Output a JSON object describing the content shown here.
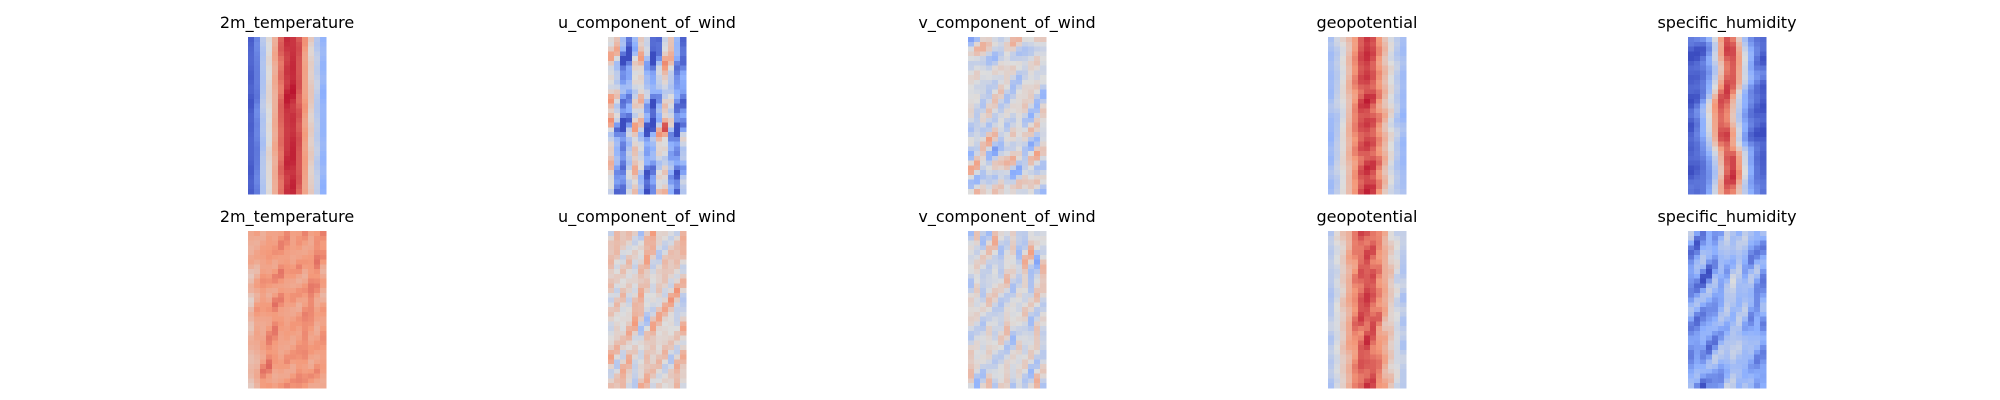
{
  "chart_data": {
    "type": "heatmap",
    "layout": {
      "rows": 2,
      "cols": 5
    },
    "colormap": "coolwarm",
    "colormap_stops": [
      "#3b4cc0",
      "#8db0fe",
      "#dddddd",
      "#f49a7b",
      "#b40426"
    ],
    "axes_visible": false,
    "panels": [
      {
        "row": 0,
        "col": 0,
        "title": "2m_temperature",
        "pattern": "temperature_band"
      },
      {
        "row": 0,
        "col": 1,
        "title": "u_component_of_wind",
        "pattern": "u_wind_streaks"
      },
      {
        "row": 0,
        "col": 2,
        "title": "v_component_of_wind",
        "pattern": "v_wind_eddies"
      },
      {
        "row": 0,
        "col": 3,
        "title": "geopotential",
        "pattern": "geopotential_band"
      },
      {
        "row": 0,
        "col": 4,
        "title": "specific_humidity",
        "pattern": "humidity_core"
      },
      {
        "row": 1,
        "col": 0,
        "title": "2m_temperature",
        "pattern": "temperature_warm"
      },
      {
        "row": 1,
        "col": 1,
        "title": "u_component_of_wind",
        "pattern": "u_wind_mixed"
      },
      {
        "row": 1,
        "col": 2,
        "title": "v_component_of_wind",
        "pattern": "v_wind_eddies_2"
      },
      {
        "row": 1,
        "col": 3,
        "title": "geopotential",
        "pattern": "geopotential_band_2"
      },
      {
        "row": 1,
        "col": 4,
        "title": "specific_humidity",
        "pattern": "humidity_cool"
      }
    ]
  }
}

■ ■ ■ ■

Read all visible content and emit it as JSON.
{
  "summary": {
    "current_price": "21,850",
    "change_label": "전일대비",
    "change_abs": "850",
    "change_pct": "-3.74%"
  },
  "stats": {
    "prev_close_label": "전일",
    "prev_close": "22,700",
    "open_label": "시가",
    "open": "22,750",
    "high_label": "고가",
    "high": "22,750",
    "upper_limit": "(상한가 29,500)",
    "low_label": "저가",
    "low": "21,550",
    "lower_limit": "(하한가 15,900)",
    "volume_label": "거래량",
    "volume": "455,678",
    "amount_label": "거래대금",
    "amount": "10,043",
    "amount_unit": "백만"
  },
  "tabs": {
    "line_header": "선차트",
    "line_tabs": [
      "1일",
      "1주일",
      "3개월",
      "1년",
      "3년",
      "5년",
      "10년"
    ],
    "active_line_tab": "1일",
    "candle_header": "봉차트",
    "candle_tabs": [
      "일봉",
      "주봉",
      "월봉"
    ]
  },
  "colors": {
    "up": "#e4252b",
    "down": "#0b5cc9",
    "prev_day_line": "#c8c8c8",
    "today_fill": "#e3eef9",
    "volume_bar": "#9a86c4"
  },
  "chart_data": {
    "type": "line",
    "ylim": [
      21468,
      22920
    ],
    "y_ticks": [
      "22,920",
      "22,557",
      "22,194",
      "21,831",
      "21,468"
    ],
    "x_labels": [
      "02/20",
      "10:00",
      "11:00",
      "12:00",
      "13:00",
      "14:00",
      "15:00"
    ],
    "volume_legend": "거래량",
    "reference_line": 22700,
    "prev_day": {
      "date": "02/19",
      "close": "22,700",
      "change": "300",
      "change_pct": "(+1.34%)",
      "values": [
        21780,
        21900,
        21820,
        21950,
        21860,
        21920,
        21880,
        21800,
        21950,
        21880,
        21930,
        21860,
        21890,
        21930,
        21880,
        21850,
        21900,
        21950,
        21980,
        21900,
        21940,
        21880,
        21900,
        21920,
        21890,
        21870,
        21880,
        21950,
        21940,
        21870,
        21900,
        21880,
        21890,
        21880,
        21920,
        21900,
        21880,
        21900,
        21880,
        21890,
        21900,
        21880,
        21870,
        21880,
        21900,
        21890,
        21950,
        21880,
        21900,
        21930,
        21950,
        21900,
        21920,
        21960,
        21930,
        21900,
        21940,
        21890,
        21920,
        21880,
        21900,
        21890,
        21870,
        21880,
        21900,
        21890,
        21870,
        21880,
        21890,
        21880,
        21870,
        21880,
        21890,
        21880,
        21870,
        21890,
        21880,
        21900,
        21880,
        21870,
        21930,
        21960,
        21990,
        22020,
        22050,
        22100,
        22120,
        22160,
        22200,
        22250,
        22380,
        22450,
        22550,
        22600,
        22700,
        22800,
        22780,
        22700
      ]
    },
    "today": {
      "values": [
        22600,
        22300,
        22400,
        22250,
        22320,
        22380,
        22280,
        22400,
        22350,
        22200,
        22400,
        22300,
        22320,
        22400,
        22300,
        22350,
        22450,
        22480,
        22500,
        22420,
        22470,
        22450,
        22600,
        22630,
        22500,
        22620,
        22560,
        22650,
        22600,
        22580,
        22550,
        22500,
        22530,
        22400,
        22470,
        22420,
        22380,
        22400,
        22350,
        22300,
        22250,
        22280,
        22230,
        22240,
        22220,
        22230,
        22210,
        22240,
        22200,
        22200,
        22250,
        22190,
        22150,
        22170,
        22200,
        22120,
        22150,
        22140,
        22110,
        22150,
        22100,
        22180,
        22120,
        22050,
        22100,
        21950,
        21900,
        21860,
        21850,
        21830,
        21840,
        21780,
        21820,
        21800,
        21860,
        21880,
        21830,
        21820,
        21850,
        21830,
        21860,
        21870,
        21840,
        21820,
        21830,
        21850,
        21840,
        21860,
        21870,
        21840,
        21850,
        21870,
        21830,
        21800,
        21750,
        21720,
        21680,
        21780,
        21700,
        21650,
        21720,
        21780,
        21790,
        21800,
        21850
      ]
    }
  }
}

■ ■ ■ ■

WHAT NEEDS TO BE DONE: Go through the material line by line. Show each line that contains the string "content".

TASK RESULT:
Output a JSON object describing the content shown here.
Read all visible content and emit it as JSON.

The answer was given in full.